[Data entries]
---*---

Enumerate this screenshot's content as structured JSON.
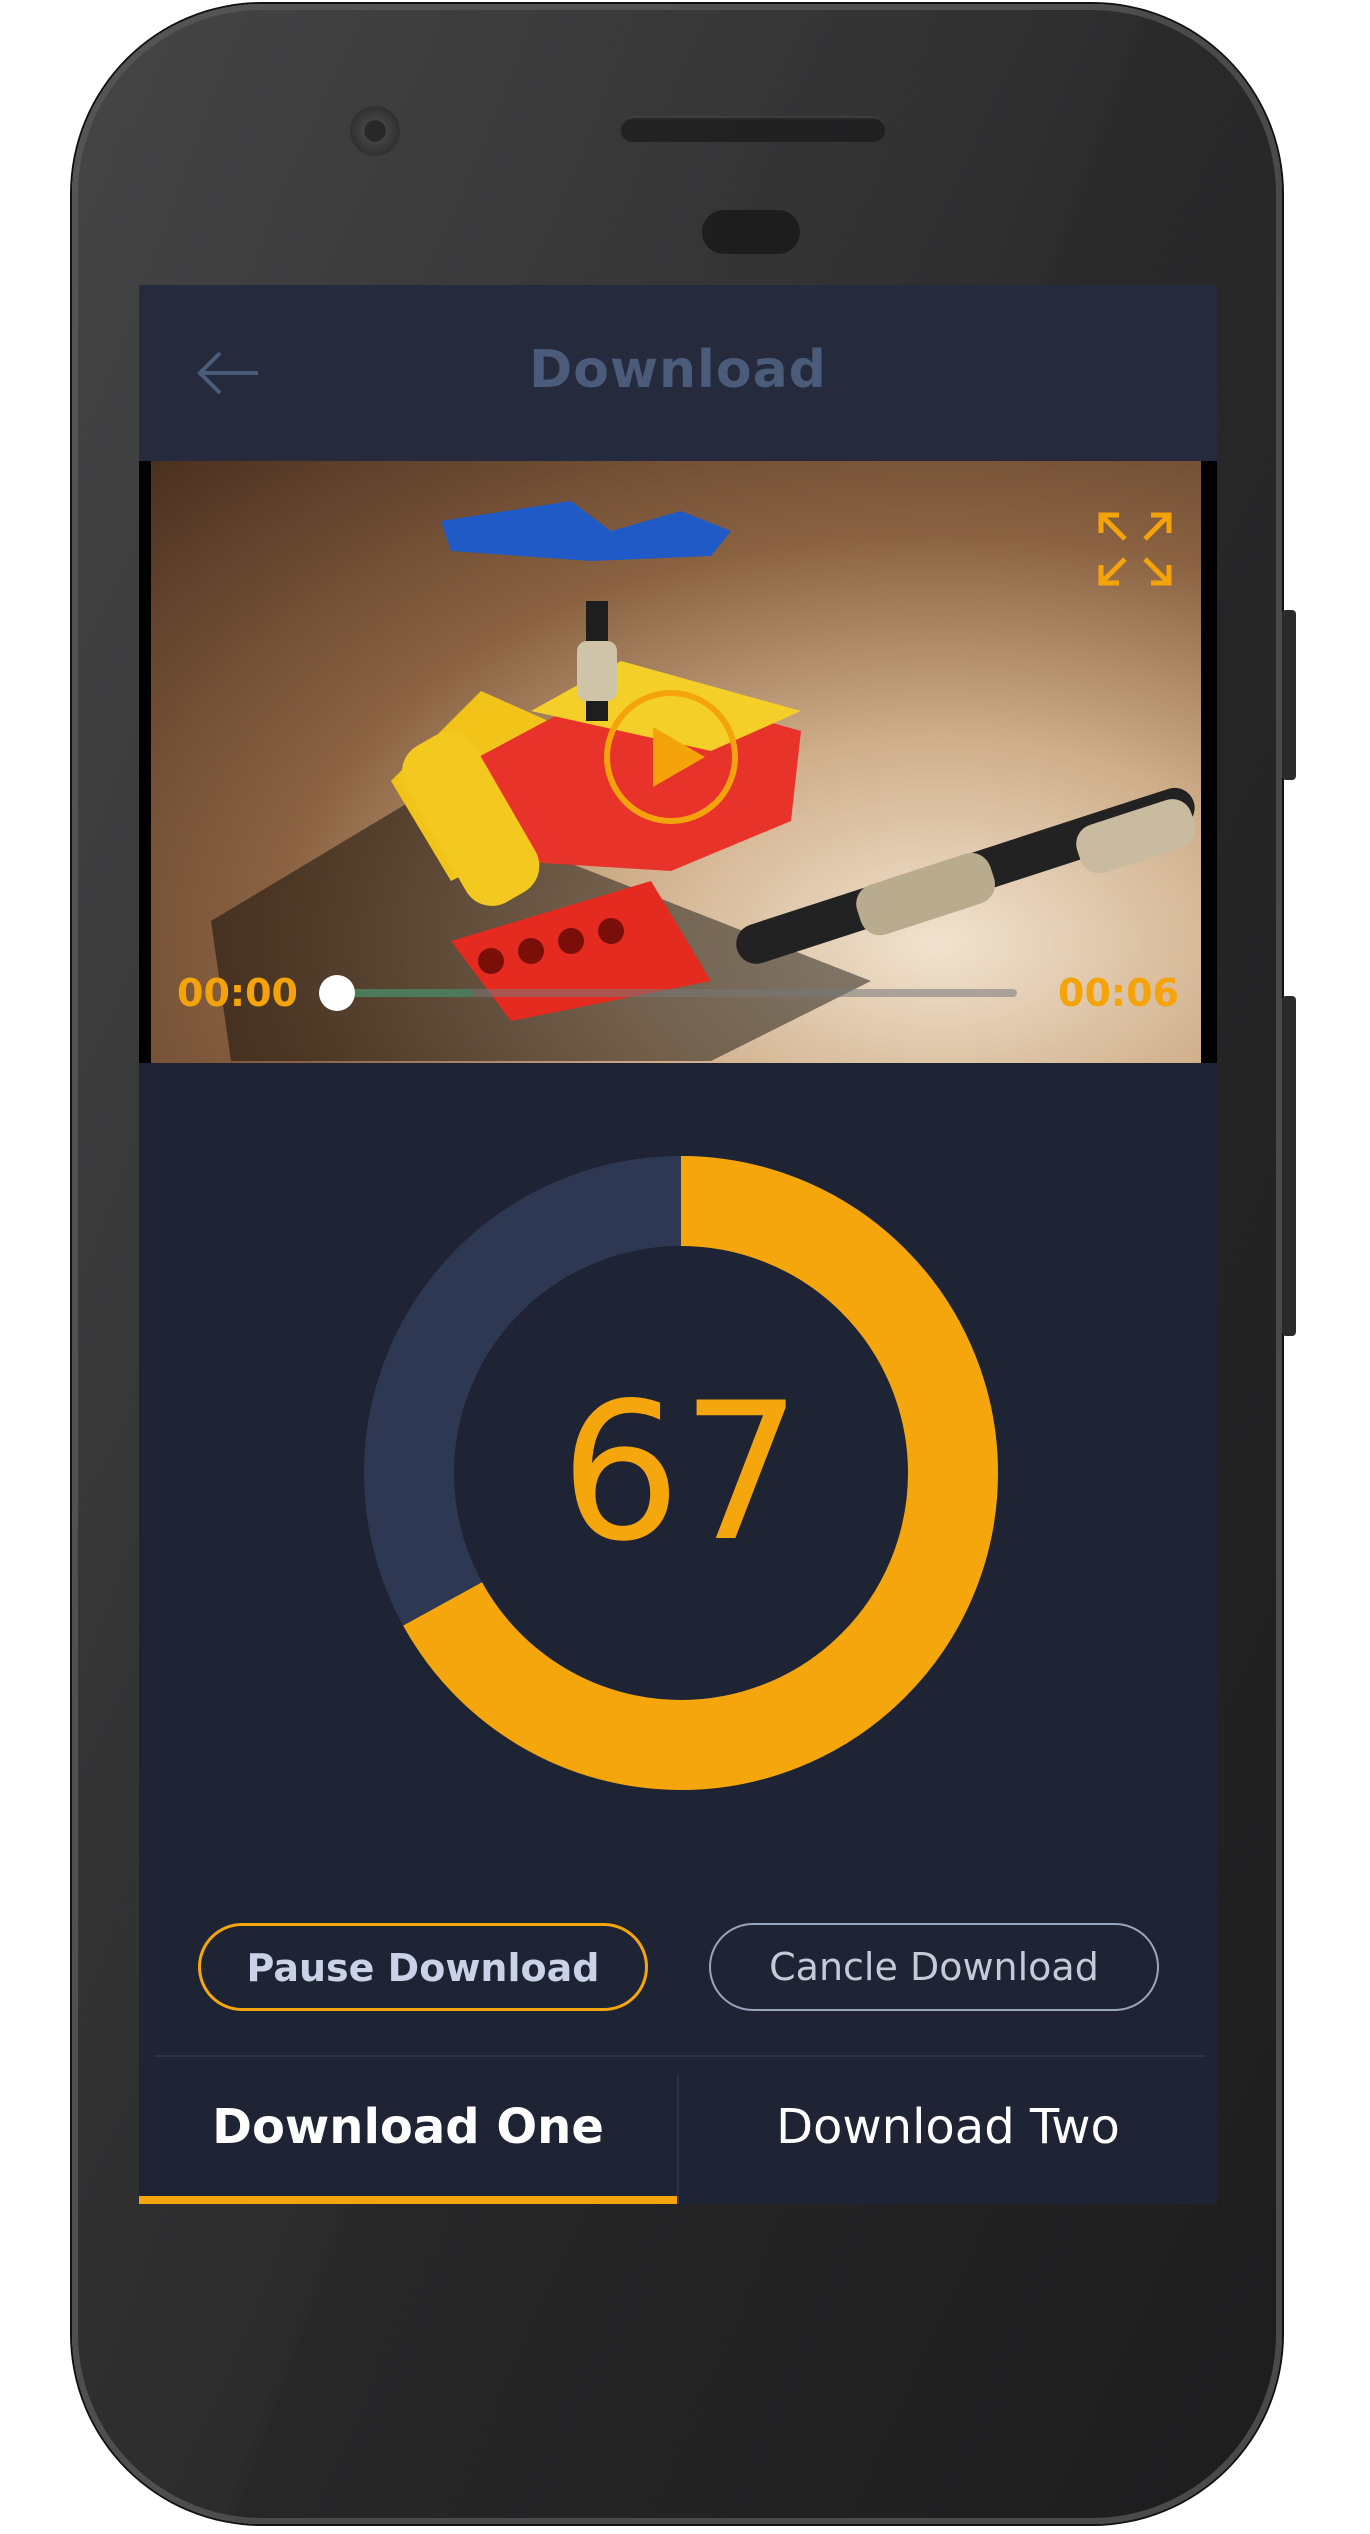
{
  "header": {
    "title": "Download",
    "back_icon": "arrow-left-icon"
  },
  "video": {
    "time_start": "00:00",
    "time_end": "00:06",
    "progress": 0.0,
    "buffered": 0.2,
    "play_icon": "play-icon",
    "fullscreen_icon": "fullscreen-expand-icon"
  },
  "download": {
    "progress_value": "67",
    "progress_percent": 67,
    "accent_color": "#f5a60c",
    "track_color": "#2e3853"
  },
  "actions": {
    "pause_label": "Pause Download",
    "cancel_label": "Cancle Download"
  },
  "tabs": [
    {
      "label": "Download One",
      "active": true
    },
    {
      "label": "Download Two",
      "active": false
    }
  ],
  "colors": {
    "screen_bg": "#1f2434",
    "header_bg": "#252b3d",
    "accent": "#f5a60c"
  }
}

---*---

Copy the material exactly. Do not include the pictures.

- RESPONSE -
Enumerate this screenshot's content as structured JSON.
{
  "header": {
    "title": "Download",
    "back_icon": "arrow-left-icon"
  },
  "video": {
    "time_start": "00:00",
    "time_end": "00:06",
    "progress": 0.0,
    "buffered": 0.2,
    "play_icon": "play-icon",
    "fullscreen_icon": "fullscreen-expand-icon"
  },
  "download": {
    "progress_value": "67",
    "progress_percent": 67,
    "accent_color": "#f5a60c",
    "track_color": "#2e3853"
  },
  "actions": {
    "pause_label": "Pause Download",
    "cancel_label": "Cancle Download"
  },
  "tabs": [
    {
      "label": "Download One",
      "active": true
    },
    {
      "label": "Download Two",
      "active": false
    }
  ],
  "colors": {
    "screen_bg": "#1f2434",
    "header_bg": "#252b3d",
    "accent": "#f5a60c"
  }
}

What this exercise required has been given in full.